You can move an elephant to the jungle, but it won’t stay there, study says

By Carolyn Cowan

  • Despite evidence that translocating “problem elephants” into protected forests to avoid conflict with humans can in fact exacerbate problems, it is still commonly practiced.
  • A study published earlier this year revealed that elephants in Peninsular Malaysia prefer open, human-dominated landscapes over primary forests, casting further doubt over translocations, since relocated elephants will tend to gravitate back toward these “prime” habitats where conflict recurs.
  • The study sparked renewed discussion among researchers on effective, long-term solutions to human-elephant conflict, the leading threat to Asian elephants, that avoid translocations.
  • Experts say that people’s willingness to co-exist with elephants will be the most influential factor in the long-term survival of the species.

In 2012, researchers in Sri Lanka tracked the movements of a dozen “problem elephants” that had been translocated into protected areas due to conflict with humans. Their findings were worrying: rather than staying put in their new primary forest home, the translocated elephants strayed from their release sites, ultimately causing greater strife over a wider area than before. Four ventured into human settlements, where they damaged property and killed people; after eight months, five of the elephants had been killed.

The researchers concluded that such translocations help neither elephants nor people — they simply push the problem elsewhere. Yet the technique is still commonly practiced throughout the range of Asian elephants (Elephas maximus). In Peninsular Malaysia alone, experts estimate that some 600 elephants, roughly 40% of the current population, have been translocated since 1974.

--- Task ---
From the elephant translocation article, copy the passage from "In 2012, researchers" up to and including "had been killed.".

--- Items ---

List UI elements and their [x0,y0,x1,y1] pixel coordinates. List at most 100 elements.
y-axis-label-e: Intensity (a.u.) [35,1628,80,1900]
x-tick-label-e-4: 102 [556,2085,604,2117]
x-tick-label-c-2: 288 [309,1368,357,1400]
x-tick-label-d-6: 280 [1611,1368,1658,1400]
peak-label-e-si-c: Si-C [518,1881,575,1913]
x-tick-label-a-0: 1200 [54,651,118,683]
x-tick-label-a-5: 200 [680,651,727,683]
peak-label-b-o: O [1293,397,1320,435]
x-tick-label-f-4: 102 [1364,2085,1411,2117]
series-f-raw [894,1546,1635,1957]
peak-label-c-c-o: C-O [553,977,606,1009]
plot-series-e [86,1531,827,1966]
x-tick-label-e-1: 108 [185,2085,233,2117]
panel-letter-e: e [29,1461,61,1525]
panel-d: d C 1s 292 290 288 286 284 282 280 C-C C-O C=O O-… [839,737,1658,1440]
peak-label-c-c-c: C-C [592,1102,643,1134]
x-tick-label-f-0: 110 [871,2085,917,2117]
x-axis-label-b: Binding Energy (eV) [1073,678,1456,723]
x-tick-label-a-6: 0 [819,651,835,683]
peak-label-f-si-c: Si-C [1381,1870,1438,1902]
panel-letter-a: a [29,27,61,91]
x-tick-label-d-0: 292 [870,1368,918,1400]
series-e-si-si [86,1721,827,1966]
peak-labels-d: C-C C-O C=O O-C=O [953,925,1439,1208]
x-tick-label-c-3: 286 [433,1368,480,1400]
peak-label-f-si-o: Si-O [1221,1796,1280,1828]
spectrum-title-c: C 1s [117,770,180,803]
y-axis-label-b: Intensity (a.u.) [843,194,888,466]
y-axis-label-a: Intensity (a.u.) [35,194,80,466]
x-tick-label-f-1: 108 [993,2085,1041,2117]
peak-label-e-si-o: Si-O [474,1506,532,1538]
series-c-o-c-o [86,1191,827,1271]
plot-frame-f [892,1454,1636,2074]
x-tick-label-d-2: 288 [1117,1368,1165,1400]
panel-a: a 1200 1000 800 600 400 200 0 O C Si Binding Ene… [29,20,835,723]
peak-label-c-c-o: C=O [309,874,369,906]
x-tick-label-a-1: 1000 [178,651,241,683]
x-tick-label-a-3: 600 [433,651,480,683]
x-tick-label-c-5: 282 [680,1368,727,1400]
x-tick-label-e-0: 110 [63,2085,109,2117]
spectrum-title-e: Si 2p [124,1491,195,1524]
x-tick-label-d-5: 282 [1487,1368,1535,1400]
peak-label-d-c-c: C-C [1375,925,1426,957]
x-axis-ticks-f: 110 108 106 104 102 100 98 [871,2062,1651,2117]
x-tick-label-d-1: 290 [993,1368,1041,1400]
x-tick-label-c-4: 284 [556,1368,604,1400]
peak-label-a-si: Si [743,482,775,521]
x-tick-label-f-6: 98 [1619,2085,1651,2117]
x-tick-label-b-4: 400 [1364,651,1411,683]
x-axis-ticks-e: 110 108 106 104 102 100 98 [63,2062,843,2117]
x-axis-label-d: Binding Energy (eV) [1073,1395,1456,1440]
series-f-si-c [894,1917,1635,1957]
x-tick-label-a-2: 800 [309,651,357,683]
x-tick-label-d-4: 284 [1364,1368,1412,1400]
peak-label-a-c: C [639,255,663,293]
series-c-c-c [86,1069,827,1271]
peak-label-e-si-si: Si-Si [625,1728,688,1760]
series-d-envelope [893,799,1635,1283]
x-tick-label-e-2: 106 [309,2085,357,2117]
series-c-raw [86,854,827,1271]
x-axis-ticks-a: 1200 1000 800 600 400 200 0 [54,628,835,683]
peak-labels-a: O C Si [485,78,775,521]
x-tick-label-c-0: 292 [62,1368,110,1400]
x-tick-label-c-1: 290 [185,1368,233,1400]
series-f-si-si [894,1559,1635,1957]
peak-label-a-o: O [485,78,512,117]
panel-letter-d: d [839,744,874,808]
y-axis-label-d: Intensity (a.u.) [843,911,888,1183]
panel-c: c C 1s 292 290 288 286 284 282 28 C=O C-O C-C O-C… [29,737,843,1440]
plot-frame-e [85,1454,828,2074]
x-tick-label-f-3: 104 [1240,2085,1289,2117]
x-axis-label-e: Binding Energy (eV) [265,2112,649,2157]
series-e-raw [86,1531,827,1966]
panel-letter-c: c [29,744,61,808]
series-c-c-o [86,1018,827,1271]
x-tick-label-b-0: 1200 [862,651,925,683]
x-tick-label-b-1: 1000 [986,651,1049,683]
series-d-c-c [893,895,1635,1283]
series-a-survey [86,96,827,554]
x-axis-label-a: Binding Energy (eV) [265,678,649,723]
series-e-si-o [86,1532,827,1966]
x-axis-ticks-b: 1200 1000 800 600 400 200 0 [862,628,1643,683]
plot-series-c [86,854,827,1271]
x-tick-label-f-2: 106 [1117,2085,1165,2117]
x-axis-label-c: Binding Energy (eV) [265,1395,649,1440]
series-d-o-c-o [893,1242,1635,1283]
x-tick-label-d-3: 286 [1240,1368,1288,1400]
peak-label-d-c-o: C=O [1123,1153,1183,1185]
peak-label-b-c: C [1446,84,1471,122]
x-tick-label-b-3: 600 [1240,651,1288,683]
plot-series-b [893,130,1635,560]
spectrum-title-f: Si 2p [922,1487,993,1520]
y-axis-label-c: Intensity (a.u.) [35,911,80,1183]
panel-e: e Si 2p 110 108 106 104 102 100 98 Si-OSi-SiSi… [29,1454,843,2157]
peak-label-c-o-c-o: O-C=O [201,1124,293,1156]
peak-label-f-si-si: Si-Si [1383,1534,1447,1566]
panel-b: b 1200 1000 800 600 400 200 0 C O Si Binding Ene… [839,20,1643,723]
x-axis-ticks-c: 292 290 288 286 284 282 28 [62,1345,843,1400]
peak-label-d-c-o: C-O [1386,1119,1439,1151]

--- Output of the exercise ---
In 2012, researchers in Sri Lanka tracked the movements of a dozen “problem elephants” that had been translocated into protected areas due to conflict with humans. Their findings were worrying: rather than staying put in their new primary forest home, the translocated elephants strayed from their release sites, ultimately causing greater strife over a wider area than before. Four ventured into human settlements, where they damaged property and killed people; after eight months, five of the elephants had been killed.